→ What the task asks: Copy out all of the material exactly as presented.

→ Records shown:
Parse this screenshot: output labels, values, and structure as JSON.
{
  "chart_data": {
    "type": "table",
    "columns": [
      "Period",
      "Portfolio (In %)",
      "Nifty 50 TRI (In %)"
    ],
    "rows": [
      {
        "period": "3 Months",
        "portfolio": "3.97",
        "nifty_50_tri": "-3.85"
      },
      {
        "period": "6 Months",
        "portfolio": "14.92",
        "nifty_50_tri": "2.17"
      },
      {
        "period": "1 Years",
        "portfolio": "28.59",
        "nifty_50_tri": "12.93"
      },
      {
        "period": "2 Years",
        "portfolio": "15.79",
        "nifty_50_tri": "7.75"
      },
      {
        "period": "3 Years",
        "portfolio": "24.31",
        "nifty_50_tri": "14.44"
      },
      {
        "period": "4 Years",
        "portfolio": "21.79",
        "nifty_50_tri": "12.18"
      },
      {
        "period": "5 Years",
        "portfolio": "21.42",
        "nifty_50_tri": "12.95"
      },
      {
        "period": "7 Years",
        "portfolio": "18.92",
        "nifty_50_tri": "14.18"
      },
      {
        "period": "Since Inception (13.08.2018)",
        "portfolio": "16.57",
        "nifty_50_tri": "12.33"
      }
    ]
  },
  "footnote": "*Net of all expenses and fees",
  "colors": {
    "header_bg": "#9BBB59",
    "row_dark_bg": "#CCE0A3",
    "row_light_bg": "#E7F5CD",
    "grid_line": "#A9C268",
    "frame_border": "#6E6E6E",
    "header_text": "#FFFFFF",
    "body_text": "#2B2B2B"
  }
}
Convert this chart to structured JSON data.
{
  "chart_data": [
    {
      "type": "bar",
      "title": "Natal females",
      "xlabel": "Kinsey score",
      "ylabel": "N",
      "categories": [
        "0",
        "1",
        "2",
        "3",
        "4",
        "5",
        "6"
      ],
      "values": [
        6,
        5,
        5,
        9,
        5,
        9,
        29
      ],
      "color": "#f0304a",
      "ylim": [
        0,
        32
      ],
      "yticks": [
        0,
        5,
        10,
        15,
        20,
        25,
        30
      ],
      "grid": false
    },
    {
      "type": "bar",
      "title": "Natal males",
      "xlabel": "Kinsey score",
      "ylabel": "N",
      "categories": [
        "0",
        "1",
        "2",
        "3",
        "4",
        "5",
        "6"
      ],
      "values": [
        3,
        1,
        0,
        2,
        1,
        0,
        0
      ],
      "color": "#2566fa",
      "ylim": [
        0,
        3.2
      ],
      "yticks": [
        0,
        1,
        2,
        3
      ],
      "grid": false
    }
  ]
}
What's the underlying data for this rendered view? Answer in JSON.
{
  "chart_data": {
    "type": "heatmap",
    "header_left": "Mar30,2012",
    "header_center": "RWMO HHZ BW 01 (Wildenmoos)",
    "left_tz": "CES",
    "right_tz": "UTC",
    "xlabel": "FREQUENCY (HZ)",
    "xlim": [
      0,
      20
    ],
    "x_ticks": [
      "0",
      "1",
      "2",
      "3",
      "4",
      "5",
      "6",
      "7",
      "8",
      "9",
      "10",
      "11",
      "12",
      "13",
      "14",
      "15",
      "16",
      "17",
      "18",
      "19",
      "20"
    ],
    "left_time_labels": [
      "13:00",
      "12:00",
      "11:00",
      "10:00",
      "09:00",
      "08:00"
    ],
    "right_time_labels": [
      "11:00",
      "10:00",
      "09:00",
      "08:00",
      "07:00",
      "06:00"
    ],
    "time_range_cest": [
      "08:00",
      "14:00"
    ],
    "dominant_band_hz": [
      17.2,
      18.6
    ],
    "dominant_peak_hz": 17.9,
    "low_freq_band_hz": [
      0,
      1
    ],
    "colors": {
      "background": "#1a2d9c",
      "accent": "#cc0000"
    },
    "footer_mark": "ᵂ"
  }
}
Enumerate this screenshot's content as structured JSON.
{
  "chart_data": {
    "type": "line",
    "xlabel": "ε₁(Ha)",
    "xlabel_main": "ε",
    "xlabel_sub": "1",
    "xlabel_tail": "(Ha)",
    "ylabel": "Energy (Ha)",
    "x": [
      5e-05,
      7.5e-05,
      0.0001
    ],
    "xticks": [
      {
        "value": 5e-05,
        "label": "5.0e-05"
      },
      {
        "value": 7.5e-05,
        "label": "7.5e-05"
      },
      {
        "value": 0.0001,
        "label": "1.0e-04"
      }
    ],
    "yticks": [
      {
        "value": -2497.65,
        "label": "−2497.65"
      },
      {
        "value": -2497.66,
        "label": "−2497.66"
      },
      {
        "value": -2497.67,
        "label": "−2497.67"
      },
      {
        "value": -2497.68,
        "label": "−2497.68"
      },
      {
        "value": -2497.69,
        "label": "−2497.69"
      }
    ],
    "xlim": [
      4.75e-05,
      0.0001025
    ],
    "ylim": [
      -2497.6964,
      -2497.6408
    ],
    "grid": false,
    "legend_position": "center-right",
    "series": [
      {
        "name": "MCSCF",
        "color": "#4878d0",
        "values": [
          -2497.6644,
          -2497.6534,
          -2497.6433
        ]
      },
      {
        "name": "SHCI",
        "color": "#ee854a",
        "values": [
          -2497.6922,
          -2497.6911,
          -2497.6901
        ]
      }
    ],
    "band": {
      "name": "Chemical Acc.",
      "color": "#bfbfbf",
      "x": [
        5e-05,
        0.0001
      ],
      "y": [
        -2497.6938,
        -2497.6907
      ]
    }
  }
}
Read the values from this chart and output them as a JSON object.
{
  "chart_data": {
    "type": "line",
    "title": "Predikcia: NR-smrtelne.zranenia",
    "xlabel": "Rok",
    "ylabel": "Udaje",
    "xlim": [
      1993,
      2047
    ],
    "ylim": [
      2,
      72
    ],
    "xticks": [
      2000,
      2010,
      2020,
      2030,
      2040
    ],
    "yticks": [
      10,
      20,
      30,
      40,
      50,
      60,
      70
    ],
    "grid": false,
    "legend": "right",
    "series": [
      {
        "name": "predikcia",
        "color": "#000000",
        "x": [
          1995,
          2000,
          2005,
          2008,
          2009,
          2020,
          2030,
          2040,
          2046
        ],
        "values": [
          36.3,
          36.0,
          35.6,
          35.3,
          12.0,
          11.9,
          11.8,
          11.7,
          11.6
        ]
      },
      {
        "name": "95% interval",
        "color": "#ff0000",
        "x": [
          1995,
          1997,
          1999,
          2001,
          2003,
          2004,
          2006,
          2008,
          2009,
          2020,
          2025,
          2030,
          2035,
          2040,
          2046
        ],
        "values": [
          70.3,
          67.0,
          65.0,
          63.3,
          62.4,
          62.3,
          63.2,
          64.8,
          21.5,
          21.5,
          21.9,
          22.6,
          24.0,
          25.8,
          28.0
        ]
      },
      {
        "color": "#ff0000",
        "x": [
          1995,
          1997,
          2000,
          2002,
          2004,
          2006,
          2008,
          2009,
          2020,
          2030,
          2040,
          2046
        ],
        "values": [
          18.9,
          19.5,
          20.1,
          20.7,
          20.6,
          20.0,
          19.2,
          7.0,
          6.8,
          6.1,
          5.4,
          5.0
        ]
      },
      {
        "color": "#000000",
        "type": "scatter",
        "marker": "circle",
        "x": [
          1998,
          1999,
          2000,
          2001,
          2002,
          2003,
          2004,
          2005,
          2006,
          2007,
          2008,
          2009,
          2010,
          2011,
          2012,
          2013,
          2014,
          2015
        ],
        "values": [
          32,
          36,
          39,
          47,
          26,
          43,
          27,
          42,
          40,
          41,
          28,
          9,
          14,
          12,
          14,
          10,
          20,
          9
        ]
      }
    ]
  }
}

→ The answer:
Parse this screenshot: output labels, values, and structure as JSON.
{
  "chart_data": {
    "type": "table",
    "columns": [
      "Period",
      "Portfolio (In %)",
      "Nifty 50 TRI (In %)"
    ],
    "rows": [
      {
        "period": "3 Months",
        "portfolio": "3.97",
        "nifty_50_tri": "-3.85"
      },
      {
        "period": "6 Months",
        "portfolio": "14.92",
        "nifty_50_tri": "2.17"
      },
      {
        "period": "1 Years",
        "portfolio": "28.59",
        "nifty_50_tri": "12.93"
      },
      {
        "period": "2 Years",
        "portfolio": "15.79",
        "nifty_50_tri": "7.75"
      },
      {
        "period": "3 Years",
        "portfolio": "24.31",
        "nifty_50_tri": "14.44"
      },
      {
        "period": "4 Years",
        "portfolio": "21.79",
        "nifty_50_tri": "12.18"
      },
      {
        "period": "5 Years",
        "portfolio": "21.42",
        "nifty_50_tri": "12.95"
      },
      {
        "period": "7 Years",
        "portfolio": "18.92",
        "nifty_50_tri": "14.18"
      },
      {
        "period": "Since Inception (13.08.2018)",
        "portfolio": "16.57",
        "nifty_50_tri": "12.33"
      }
    ]
  },
  "footnote": "*Net of all expenses and fees",
  "colors": {
    "header_bg": "#9BBB59",
    "row_dark_bg": "#CCE0A3",
    "row_light_bg": "#E7F5CD",
    "grid_line": "#A9C268",
    "frame_border": "#6E6E6E",
    "header_text": "#FFFFFF",
    "body_text": "#2B2B2B"
  }
}
Convert this chart to structured JSON data.
{
  "chart_data": [
    {
      "type": "bar",
      "title": "Natal females",
      "xlabel": "Kinsey score",
      "ylabel": "N",
      "categories": [
        "0",
        "1",
        "2",
        "3",
        "4",
        "5",
        "6"
      ],
      "values": [
        6,
        5,
        5,
        9,
        5,
        9,
        29
      ],
      "color": "#f0304a",
      "ylim": [
        0,
        32
      ],
      "yticks": [
        0,
        5,
        10,
        15,
        20,
        25,
        30
      ],
      "grid": false
    },
    {
      "type": "bar",
      "title": "Natal males",
      "xlabel": "Kinsey score",
      "ylabel": "N",
      "categories": [
        "0",
        "1",
        "2",
        "3",
        "4",
        "5",
        "6"
      ],
      "values": [
        3,
        1,
        0,
        2,
        1,
        0,
        0
      ],
      "color": "#2566fa",
      "ylim": [
        0,
        3.2
      ],
      "yticks": [
        0,
        1,
        2,
        3
      ],
      "grid": false
    }
  ]
}
What's the underlying data for this rendered view? Answer in JSON.
{
  "chart_data": {
    "type": "heatmap",
    "header_left": "Mar30,2012",
    "header_center": "RWMO HHZ BW 01 (Wildenmoos)",
    "left_tz": "CES",
    "right_tz": "UTC",
    "xlabel": "FREQUENCY (HZ)",
    "xlim": [
      0,
      20
    ],
    "x_ticks": [
      "0",
      "1",
      "2",
      "3",
      "4",
      "5",
      "6",
      "7",
      "8",
      "9",
      "10",
      "11",
      "12",
      "13",
      "14",
      "15",
      "16",
      "17",
      "18",
      "19",
      "20"
    ],
    "left_time_labels": [
      "13:00",
      "12:00",
      "11:00",
      "10:00",
      "09:00",
      "08:00"
    ],
    "right_time_labels": [
      "11:00",
      "10:00",
      "09:00",
      "08:00",
      "07:00",
      "06:00"
    ],
    "time_range_cest": [
      "08:00",
      "14:00"
    ],
    "dominant_band_hz": [
      17.2,
      18.6
    ],
    "dominant_peak_hz": 17.9,
    "low_freq_band_hz": [
      0,
      1
    ],
    "colors": {
      "background": "#1a2d9c",
      "accent": "#cc0000"
    },
    "footer_mark": "ᵂ"
  }
}
Enumerate this screenshot's content as structured JSON.
{
  "chart_data": {
    "type": "line",
    "xlabel": "ε₁(Ha)",
    "xlabel_main": "ε",
    "xlabel_sub": "1",
    "xlabel_tail": "(Ha)",
    "ylabel": "Energy (Ha)",
    "x": [
      5e-05,
      7.5e-05,
      0.0001
    ],
    "xticks": [
      {
        "value": 5e-05,
        "label": "5.0e-05"
      },
      {
        "value": 7.5e-05,
        "label": "7.5e-05"
      },
      {
        "value": 0.0001,
        "label": "1.0e-04"
      }
    ],
    "yticks": [
      {
        "value": -2497.65,
        "label": "−2497.65"
      },
      {
        "value": -2497.66,
        "label": "−2497.66"
      },
      {
        "value": -2497.67,
        "label": "−2497.67"
      },
      {
        "value": -2497.68,
        "label": "−2497.68"
      },
      {
        "value": -2497.69,
        "label": "−2497.69"
      }
    ],
    "xlim": [
      4.75e-05,
      0.0001025
    ],
    "ylim": [
      -2497.6964,
      -2497.6408
    ],
    "grid": false,
    "legend_position": "center-right",
    "series": [
      {
        "name": "MCSCF",
        "color": "#4878d0",
        "values": [
          -2497.6644,
          -2497.6534,
          -2497.6433
        ]
      },
      {
        "name": "SHCI",
        "color": "#ee854a",
        "values": [
          -2497.6922,
          -2497.6911,
          -2497.6901
        ]
      }
    ],
    "band": {
      "name": "Chemical Acc.",
      "color": "#bfbfbf",
      "x": [
        5e-05,
        0.0001
      ],
      "y": [
        -2497.6938,
        -2497.6907
      ]
    }
  }
}
Read the values from this chart and output them as a JSON object.
{
  "chart_data": {
    "type": "line",
    "title": "Predikcia: NR-smrtelne.zranenia",
    "xlabel": "Rok",
    "ylabel": "Udaje",
    "xlim": [
      1993,
      2047
    ],
    "ylim": [
      2,
      72
    ],
    "xticks": [
      2000,
      2010,
      2020,
      2030,
      2040
    ],
    "yticks": [
      10,
      20,
      30,
      40,
      50,
      60,
      70
    ],
    "grid": false,
    "legend": "right",
    "series": [
      {
        "name": "predikcia",
        "color": "#000000",
        "x": [
          1995,
          2000,
          2005,
          2008,
          2009,
          2020,
          2030,
          2040,
          2046
        ],
        "values": [
          36.3,
          36.0,
          35.6,
          35.3,
          12.0,
          11.9,
          11.8,
          11.7,
          11.6
        ]
      },
      {
        "name": "95% interval",
        "color": "#ff0000",
        "x": [
          1995,
          1997,
          1999,
          2001,
          2003,
          2004,
          2006,
          2008,
          2009,
          2020,
          2025,
          2030,
          2035,
          2040,
          2046
        ],
        "values": [
          70.3,
          67.0,
          65.0,
          63.3,
          62.4,
          62.3,
          63.2,
          64.8,
          21.5,
          21.5,
          21.9,
          22.6,
          24.0,
          25.8,
          28.0
        ]
      },
      {
        "color": "#ff0000",
        "x": [
          1995,
          1997,
          2000,
          2002,
          2004,
          2006,
          2008,
          2009,
          2020,
          2030,
          2040,
          2046
        ],
        "values": [
          18.9,
          19.5,
          20.1,
          20.7,
          20.6,
          20.0,
          19.2,
          7.0,
          6.8,
          6.1,
          5.4,
          5.0
        ]
      },
      {
        "color": "#000000",
        "type": "scatter",
        "marker": "circle",
        "x": [
          1998,
          1999,
          2000,
          2001,
          2002,
          2003,
          2004,
          2005,
          2006,
          2007,
          2008,
          2009,
          2010,
          2011,
          2012,
          2013,
          2014,
          2015
        ],
        "values": [
          32,
          36,
          39,
          47,
          26,
          43,
          27,
          42,
          40,
          41,
          28,
          9,
          14,
          12,
          14,
          10,
          20,
          9
        ]
      }
    ]
  }
}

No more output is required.